Restate each line word for word. Leave out every picture.

>> begin Dataset content

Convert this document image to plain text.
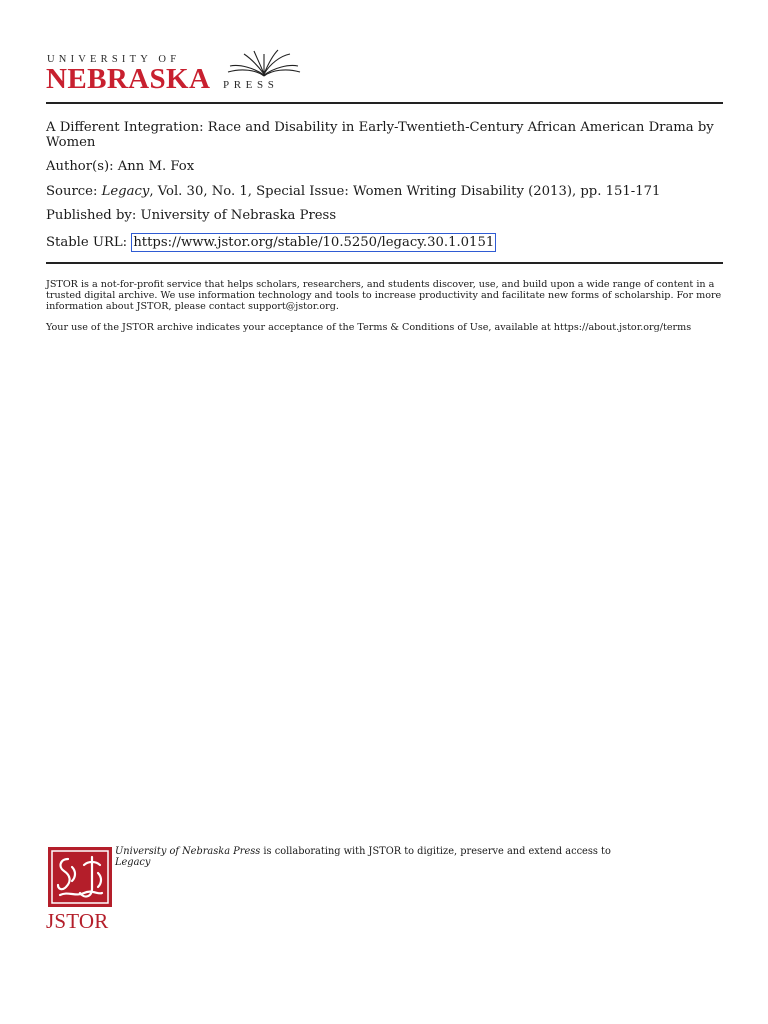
UNIVERSITY OF
NEBRASKA PRESS
A Different Integration: Race and Disability in Early-Twentieth-Century African American Drama by Women
Author(s): Ann M. Fox
Source: Legacy, Vol. 30, No. 1, Special Issue: Women Writing Disability (2013), pp. 151-171
Published by: University of Nebraska Press
Stable URL: https://www.jstor.org/stable/10.5250/legacy.30.1.0151
JSTOR is a not-for-profit service that helps scholars, researchers, and students discover, use, and build upon a wide range of content in a trusted digital archive. We use information technology and tools to increase productivity and facilitate new forms of scholarship. For more information about JSTOR, please contact support@jstor.org.
Your use of the JSTOR archive indicates your acceptance of the Terms & Conditions of Use, available at https://about.jstor.org/terms
JSTOR
University of Nebraska Press is collaborating with JSTOR to digitize, preserve and extend access to
Legacy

>> end Dataset content

## Completed exercise
Convert this document image to plain text.
UNIVERSITY OF
NEBRASKA PRESS
A Different Integration: Race and Disability in Early-Twentieth-Century African American Drama by Women
Author(s): Ann M. Fox
Source: Legacy, Vol. 30, No. 1, Special Issue: Women Writing Disability (2013), pp. 151-171
Published by: University of Nebraska Press
Stable URL: https://www.jstor.org/stable/10.5250/legacy.30.1.0151
JSTOR is a not-for-profit service that helps scholars, researchers, and students discover, use, and build upon a wide range of content in a trusted digital archive. We use information technology and tools to increase productivity and facilitate new forms of scholarship. For more information about JSTOR, please contact support@jstor.org.
Your use of the JSTOR archive indicates your acceptance of the Terms & Conditions of Use, available at https://about.jstor.org/terms
JSTOR
University of Nebraska Press is collaborating with JSTOR to digitize, preserve and extend access to
Legacy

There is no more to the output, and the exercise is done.